- Conference: Independent
- Record: 4–7
- Head coach: Barry Gallup (1st season);
- Home stadium: Parsons Field

= 1991 Northeastern Huskies football team =

American college football season

The 1991 Northeastern Huskies football team was an American football team that represented Northeastern University as an independent during the 1991 NCAA Division I-AA football season. Led by first-year head coach Barry Gallup, the team compiled a 4–7 record.

## PROBLEMS TO SOLVE
1. In the passage on the 1991 Northeastern Huskies football team, what was the team's home stadium?
2. Please extract the part of the 1991 Northeastern Huskies football team passage starting at "The 1991 Northeastern" and ending at "a 4–7 record.".

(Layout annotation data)
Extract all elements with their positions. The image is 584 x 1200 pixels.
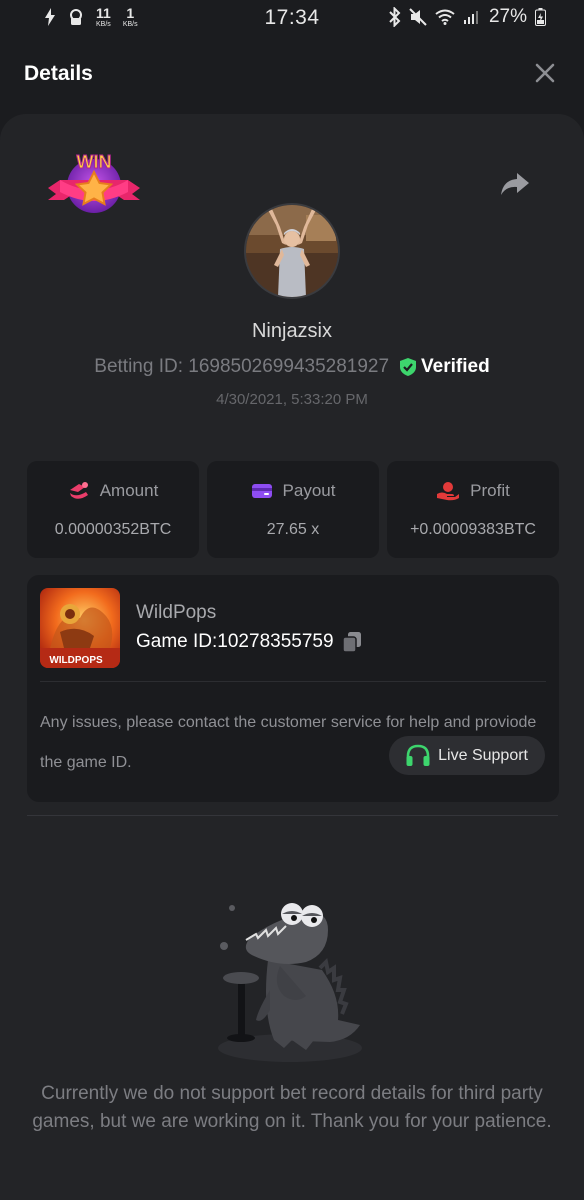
stat-card-profit: Profit +0.00009383BTC <box>387 461 559 558</box>
empty-state-message: Currently we do not support bet record d… <box>32 1083 552 1132</box>
betting-id: Betting ID: 1698502699435281927 <box>94 356 390 377</box>
stat-card-payout: Payout 27.65 x <box>207 461 379 558</box>
signal-icon <box>463 11 478 24</box>
section-divider <box>27 815 558 816</box>
header: Details <box>0 36 584 114</box>
wifi-icon <box>435 9 455 25</box>
stat-label-payout: Payout <box>282 481 336 500</box>
live-support-label: Live Support <box>438 746 528 764</box>
username: Ninjazsix <box>251 320 333 342</box>
win-badge-label: WIN <box>77 152 112 172</box>
stats-row: Amount 0.00000352BTC Payout 27.65 x Prof… <box>27 461 559 558</box>
headset-icon <box>406 744 430 766</box>
bluetooth-icon <box>389 7 401 27</box>
profit-hand-icon <box>437 482 460 501</box>
stat-value-amount: 0.00000352BTC <box>54 521 172 538</box>
close-icon[interactable] <box>534 62 556 84</box>
battery-icon <box>535 8 546 26</box>
game-id: Game ID:10278355759 <box>136 631 334 652</box>
bet-datetime: 4/30/2021, 5:33:20 PM <box>216 391 368 408</box>
stat-card-amount: Amount 0.00000352BTC <box>27 461 199 558</box>
verified-label: Verified <box>421 356 490 377</box>
stat-value-payout: 27.65 x <box>266 521 320 538</box>
stat-label-profit: Profit <box>470 481 510 500</box>
verified-shield-icon <box>400 358 417 376</box>
copy-icon[interactable] <box>341 631 362 653</box>
avatar <box>244 203 340 299</box>
status-bar: 11 KB/s 1 KB/s 17:34 27% <box>0 0 584 36</box>
mute-icon <box>409 8 427 26</box>
amount-icon <box>69 482 88 499</box>
game-card-divider <box>40 681 546 682</box>
game-name[interactable]: WildPops <box>136 602 216 624</box>
avatar-photo <box>246 205 338 297</box>
betting-id-row: Betting ID: 1698502699435281927 Verified <box>0 356 584 378</box>
game-thumbnail-text: WILDPOPS <box>49 655 103 666</box>
page-title: Details <box>24 62 93 85</box>
crocodile-illustration-icon <box>218 903 362 1062</box>
live-support-button[interactable]: Live Support <box>389 736 545 775</box>
win-badge-icon: WIN <box>48 152 140 213</box>
status-right: 27% <box>389 6 546 28</box>
stat-value-profit: +0.00009383BTC <box>410 521 536 538</box>
game-thumbnail[interactable]: WILDPOPS <box>40 588 120 668</box>
game-thumbnail-image: WILDPOPS <box>40 588 120 668</box>
battery-percent: 27% <box>488 6 527 27</box>
share-icon[interactable] <box>500 170 530 198</box>
stat-label-amount: Amount <box>99 481 159 500</box>
verified-badge: Verified <box>399 356 490 378</box>
game-card: WILDPOPS WildPops Game ID:10278355759 An… <box>27 575 559 802</box>
payout-card-icon <box>251 484 272 498</box>
game-id-row: Game ID:10278355759 <box>136 631 362 653</box>
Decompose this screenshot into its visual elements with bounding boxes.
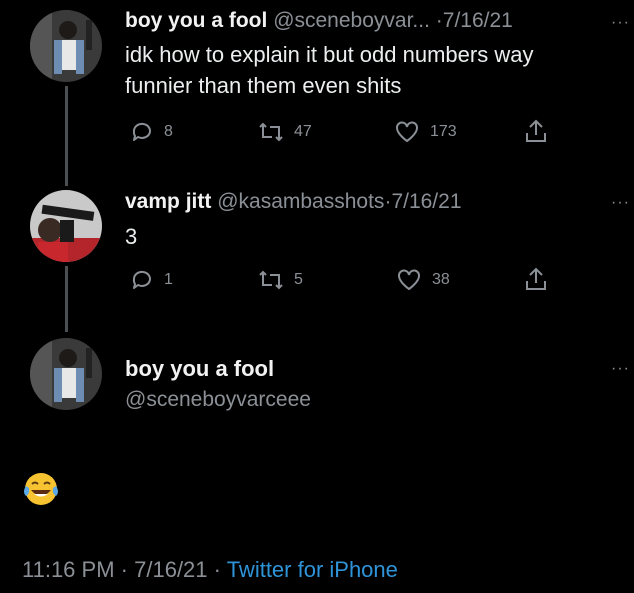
retweet-icon <box>259 270 283 290</box>
tweet1-text-line1: idk how to explain it but odd numbers wa… <box>125 42 534 67</box>
heart-icon <box>398 269 420 291</box>
heart-icon <box>396 121 418 143</box>
tweet2-reply-count: 1 <box>164 271 173 288</box>
footer-source-link[interactable]: Twitter for iPhone <box>227 557 398 582</box>
tweet1-separator: · <box>435 9 443 32</box>
footer-time[interactable]: 11:16 PM <box>22 557 115 582</box>
profile-photo-icon <box>30 190 102 262</box>
footer-separator: · <box>120 557 128 582</box>
profile-photo-icon <box>30 338 102 410</box>
tweet2-like-button[interactable]: 38 <box>396 268 450 292</box>
thread-connector-line <box>65 266 68 332</box>
tweet2-handle[interactable]: @kasambasshots <box>217 190 384 213</box>
tweet2-like-count: 38 <box>432 271 450 288</box>
tweet1-retweet-count: 47 <box>294 123 312 140</box>
tweet2-header: vamp jitt @kasambasshots·7/16/21 <box>125 190 462 214</box>
main-display-name[interactable]: boy you a fool <box>125 356 274 382</box>
avatar-boy-you-a-fool-main[interactable] <box>30 338 102 410</box>
tweet1-header: boy you a fool @sceneboyvar... ·7/16/21 <box>125 9 513 33</box>
face-with-tears-of-joy-icon <box>24 473 58 505</box>
avatar-vamp-jitt[interactable] <box>30 190 102 262</box>
tweet2-date[interactable]: 7/16/21 <box>391 190 461 213</box>
tweet1-text: idk how to explain it but odd numbers wa… <box>125 39 533 101</box>
tweet2-text: 3 <box>125 224 138 249</box>
tweet1-more-button[interactable]: ··· <box>611 14 630 32</box>
tweet1-reply-count: 8 <box>164 123 173 140</box>
tweet1-reply-button[interactable]: 8 <box>130 120 173 144</box>
tweet2-display-name[interactable]: vamp jitt <box>125 190 211 213</box>
share-icon <box>526 267 546 290</box>
thread-connector-line <box>65 86 68 186</box>
reply-icon <box>132 270 151 289</box>
avatar-boy-you-a-fool[interactable] <box>30 10 102 82</box>
tweet1-like-button[interactable]: 173 <box>394 120 457 144</box>
tweet2-retweet-count: 5 <box>294 271 303 288</box>
tweet1-retweet-button[interactable]: 47 <box>258 120 312 144</box>
tweet2-retweet-button[interactable]: 5 <box>258 268 303 292</box>
footer-separator-2: · <box>213 557 221 582</box>
tweet1-text-line2: funnier than them even shits <box>125 73 402 98</box>
tweet1-handle[interactable]: @sceneboyvar... <box>273 9 430 32</box>
tweet2-more-button[interactable]: ··· <box>611 194 630 212</box>
share-icon <box>526 119 546 142</box>
tweet2-reply-button[interactable]: 1 <box>130 268 173 292</box>
footer-date[interactable]: 7/16/21 <box>134 557 207 582</box>
profile-photo-icon <box>30 10 102 82</box>
tweet1-share-button[interactable] <box>524 118 548 144</box>
retweet-icon <box>259 122 283 142</box>
tweet1-date[interactable]: 7/16/21 <box>443 9 513 32</box>
tweet1-display-name[interactable]: boy you a fool <box>125 9 267 32</box>
tweet-thread: boy you a fool @sceneboyvar... ·7/16/21 … <box>0 0 634 593</box>
main-more-button[interactable]: ··· <box>611 360 630 378</box>
tweet-timestamp-footer: 11:16 PM · 7/16/21 · Twitter for iPhone <box>22 557 398 583</box>
tweet2-share-button[interactable] <box>524 266 548 292</box>
tweet1-like-count: 173 <box>430 123 457 140</box>
reply-icon <box>132 122 151 141</box>
main-handle[interactable]: @sceneboyvarceee <box>125 388 311 412</box>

## TASK SOLUTIONS
1. Parsons Field

2.
The 1991 Northeastern Huskies football team was an American football team that represented Northeastern University as an independent during the 1991 NCAA Division I-AA football season. Led by first-year head coach Barry Gallup, the team compiled a 4–7 record.